**Podany fragment:**
--*--
Kijów pod ścianą. Nieoficjalnie: Trump zatrzymuje pomoc dla Ukrainy

Kijów pod ścianą. Nieoficjalnie: Trump zatrzymuje pomoc dla Ukrainy

Dodano: 
Marco Rubio (P) i Donald Trump (L)
Marco Rubio (P) i Donald Trump (L) Źródło: PAP/EPA / CRISTOBAL HERRERA-ULASHKEVICH
Media nieoficjalnie donoszą, że władze USA miały zdecydować o zamrożeniu niemal wszystkich programów pomocy zagranicznej na 90 dni.

Donald Trump tuż po zaprzysiężeniu na prezydenta podpisał w Białym Domu szereg rozporządzeń m.in. o zawieszeniu wszystkich programów amerykańskiej pomocy zagranicznej w celu oceny ich zgodności z jego polityką zagraniczną.

Według dokumentu opublikowanego przez Biały Dom "żadna dalsza pomoc zagraniczna Stanów Zjednoczonych nie może być wypłacana w sposób, który nie jest w pełni zgodny z polityką zagraniczną prezydenta". Głównymi odbiorcami amerykańskiej pomocy międzynarodowej są Izrael (3,3 mld dolarów rocznie), Egipt (1,5 mld dolarów) i Jordania (1,7 mld dolarów).

Złe wieści dla Ukrainy

Początkowo Pentagon zapewniał, że ta decyzja nie dotyczy Ukrainy, teraz jednak pojawiły się nowe informacje w sprawie. Otóż sekretarz stanu USA Marco Rubio z memorandum do pracowników Departamentu Stanu i USAID ma wynikać, że również pomoc dla Kijowa zostanie zamrożona.
--*--
**Wybrane dane:**
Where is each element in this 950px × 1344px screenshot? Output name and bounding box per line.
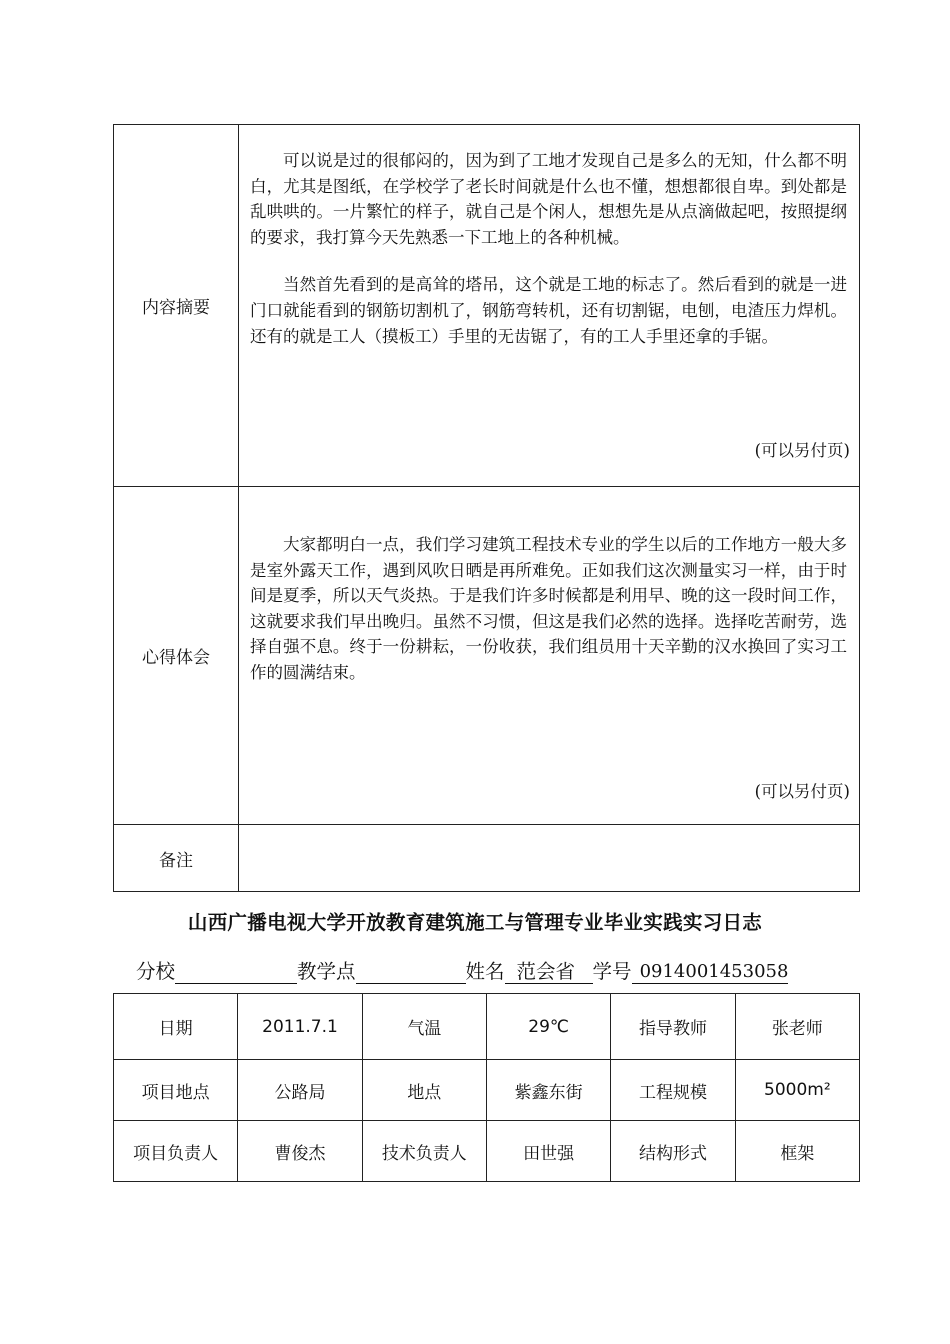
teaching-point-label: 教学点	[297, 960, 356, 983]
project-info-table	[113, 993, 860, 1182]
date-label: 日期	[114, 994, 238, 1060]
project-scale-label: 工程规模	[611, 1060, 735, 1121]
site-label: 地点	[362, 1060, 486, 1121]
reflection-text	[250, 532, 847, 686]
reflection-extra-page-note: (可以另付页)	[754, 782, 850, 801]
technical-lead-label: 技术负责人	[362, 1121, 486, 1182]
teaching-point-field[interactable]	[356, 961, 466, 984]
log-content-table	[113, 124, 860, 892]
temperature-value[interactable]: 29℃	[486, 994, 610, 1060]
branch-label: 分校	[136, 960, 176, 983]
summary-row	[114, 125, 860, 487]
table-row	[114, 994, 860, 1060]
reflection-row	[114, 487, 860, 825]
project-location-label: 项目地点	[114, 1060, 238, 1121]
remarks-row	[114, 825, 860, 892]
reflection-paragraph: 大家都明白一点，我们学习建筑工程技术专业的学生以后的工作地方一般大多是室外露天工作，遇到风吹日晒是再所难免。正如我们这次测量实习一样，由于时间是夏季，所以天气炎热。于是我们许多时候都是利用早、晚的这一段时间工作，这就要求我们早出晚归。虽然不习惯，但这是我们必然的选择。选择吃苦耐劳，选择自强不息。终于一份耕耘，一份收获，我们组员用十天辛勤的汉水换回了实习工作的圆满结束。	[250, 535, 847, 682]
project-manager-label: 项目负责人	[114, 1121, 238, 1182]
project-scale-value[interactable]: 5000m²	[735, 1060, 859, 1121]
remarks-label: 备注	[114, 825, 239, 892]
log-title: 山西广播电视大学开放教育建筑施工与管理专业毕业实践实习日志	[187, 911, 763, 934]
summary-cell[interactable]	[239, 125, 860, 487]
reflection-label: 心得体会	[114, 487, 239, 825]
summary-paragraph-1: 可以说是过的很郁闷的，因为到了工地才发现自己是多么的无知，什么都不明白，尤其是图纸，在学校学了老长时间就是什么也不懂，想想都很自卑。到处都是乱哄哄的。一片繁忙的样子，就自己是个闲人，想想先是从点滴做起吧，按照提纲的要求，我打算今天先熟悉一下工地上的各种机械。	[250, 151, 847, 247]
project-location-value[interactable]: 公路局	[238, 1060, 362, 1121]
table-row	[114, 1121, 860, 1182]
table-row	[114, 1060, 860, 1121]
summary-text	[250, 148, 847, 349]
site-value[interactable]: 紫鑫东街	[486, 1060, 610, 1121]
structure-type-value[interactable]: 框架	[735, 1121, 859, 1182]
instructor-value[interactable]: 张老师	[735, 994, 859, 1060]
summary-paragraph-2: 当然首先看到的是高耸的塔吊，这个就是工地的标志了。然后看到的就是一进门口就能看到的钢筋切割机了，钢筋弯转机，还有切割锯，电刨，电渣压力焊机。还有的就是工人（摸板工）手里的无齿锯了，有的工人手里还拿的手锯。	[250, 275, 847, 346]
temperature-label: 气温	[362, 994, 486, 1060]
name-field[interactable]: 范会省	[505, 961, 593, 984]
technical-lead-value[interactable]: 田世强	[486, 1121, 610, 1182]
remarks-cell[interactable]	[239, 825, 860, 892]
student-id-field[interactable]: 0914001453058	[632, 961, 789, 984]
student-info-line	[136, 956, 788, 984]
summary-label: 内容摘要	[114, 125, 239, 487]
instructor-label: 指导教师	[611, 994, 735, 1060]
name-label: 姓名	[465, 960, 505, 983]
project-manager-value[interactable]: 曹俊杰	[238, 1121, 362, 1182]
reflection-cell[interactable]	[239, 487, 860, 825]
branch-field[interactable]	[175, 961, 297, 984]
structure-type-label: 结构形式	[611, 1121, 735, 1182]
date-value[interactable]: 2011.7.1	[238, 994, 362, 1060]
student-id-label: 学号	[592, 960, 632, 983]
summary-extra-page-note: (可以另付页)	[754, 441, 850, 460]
--*--
**Co należy zrobić:** Wznów artykuł o zamrożeniu przez administrację Trumpa pomocy dla Ukrainy i pisz go dalej, zaczynając po jego ostatnim zdaniu.

**Wynik zadania:**
Jedna z osób w Kongresie związana z Demokratami przekazała w rozmowie z PAP, że wszelka pomoc dla Ukrainy – wojskowa i humanitarna – ma chwilowo zostać wstrzymana. Pisze o tym również Reuters.

– Prawie wszystko to jest pod nadzorem Departamentu Stanu, poza pomocą finansową, która przechodzi przez Bank Światowy. Ale jeśli, załóżmy na to, ukraińska infrastruktura energetyczna zostałaby jutro uszkodzona w rosyjskim ostrzale, USA nie byłyby w stanie pomóc, by Ukraińcy nie zamarzli – przekazał rozmówca PAP.

Pomoc USA ma zostać podtrzymana dla Egiptu i Izraela.

Wojna na Ukrainie. Dla Rosji to "specjalna operacja wojskowa"

Wojna Rosji z Ukrainą trwa od 24 lutego 2022 r. i przekształciła się w największy konflikt zbrojny w Europie od czasu zakończenia II wojny światowej i upadku hitlerowskich Niemiec w 1945 r.

Prezydent Rosji Władimir Putin wysłał wojska na Ukrainę w odpowiedzi na prośbę przywódców samozwańczych republik Donieckiej i Ługańskiej, które wcześniej Rosja uznała za niepodległe i podpisała z nimi umowy o współpracy i wzajemnej pomocy.

Inwazję poprzedziło telewizyjne wystąpienie Putina, w którym poinformował, że podjął decyzję o przeprowadzeniu "specjalnej operacji wojskowej" w celu ochrony osób "cierpiących nadużycia i ludobójstwo przez reżim kijowski".Moskwa domaga się od Kijowa "demilitaryzacji i denazyfikacji" Ukrainy, a także uznania okupowanego Krymu za rosyjski.

Czytaj też:
Trump nie ma planu? Zełenski narzeka na "brak szczegółów"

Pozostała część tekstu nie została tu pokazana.